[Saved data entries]
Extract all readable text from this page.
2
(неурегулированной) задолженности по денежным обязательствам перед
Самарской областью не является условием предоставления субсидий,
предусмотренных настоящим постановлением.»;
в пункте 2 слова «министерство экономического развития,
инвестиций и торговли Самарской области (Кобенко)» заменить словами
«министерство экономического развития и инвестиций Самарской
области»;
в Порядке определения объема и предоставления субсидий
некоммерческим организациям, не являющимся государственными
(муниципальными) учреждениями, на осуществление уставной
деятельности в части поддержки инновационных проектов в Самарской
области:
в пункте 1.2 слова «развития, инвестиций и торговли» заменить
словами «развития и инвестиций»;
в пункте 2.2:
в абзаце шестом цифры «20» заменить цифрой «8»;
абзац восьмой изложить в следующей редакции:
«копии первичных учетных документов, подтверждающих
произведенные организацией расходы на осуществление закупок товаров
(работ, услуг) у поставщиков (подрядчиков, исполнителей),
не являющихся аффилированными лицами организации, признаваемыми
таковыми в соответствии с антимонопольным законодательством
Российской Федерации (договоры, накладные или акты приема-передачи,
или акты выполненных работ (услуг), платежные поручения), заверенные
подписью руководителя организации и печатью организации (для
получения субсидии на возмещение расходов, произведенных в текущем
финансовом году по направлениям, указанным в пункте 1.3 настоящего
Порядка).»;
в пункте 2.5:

— Aim —
Pick every line with "пункте" in it and copy it.

— The result —
в пункте 2 слова «министерство экономического развития,
в пункте 1.2 слова «развития, инвестиций и торговли» заменить
в пункте 2.2:
финансовом году по направлениям, указанным в пункте 1.3 настоящего
в пункте 2.5:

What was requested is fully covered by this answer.